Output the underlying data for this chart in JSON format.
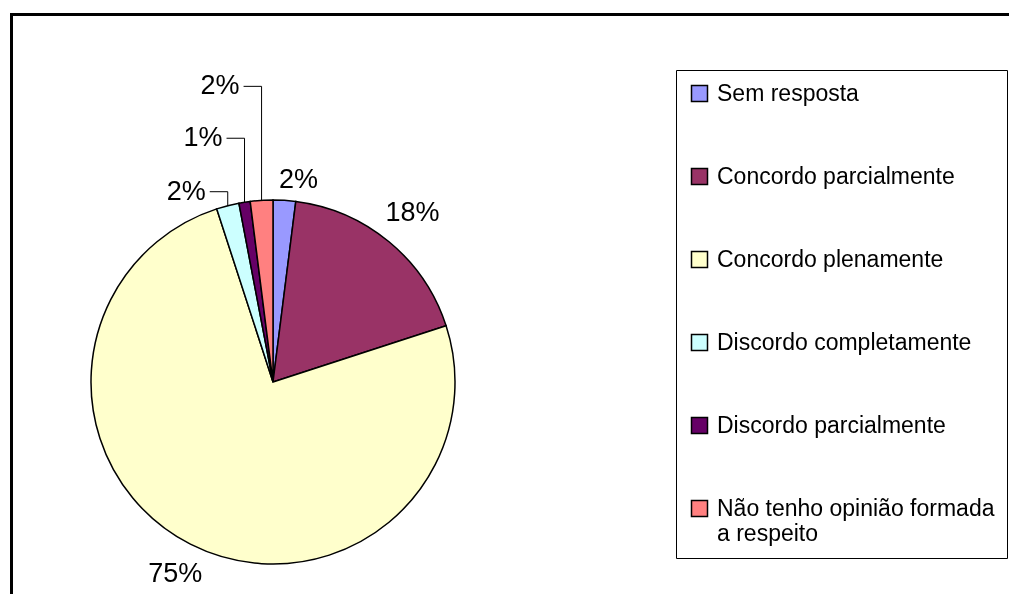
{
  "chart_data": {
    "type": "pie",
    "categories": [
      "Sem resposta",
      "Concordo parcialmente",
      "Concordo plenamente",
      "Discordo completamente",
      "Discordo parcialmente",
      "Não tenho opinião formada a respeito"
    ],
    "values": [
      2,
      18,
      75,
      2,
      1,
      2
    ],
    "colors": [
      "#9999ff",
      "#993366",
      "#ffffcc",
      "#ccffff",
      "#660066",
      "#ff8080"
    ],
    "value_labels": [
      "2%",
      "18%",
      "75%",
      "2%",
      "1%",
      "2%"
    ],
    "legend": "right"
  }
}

- **Exercise prompt**
Leaving aside the images, write out the entries above word for word.

- **Solution to the exercise**
Output the underlying data for this chart in JSON format.
{
  "chart_data": {
    "type": "pie",
    "categories": [
      "Sem resposta",
      "Concordo parcialmente",
      "Concordo plenamente",
      "Discordo completamente",
      "Discordo parcialmente",
      "Não tenho opinião formada a respeito"
    ],
    "values": [
      2,
      18,
      75,
      2,
      1,
      2
    ],
    "colors": [
      "#9999ff",
      "#993366",
      "#ffffcc",
      "#ccffff",
      "#660066",
      "#ff8080"
    ],
    "value_labels": [
      "2%",
      "18%",
      "75%",
      "2%",
      "1%",
      "2%"
    ],
    "legend": "right"
  }
}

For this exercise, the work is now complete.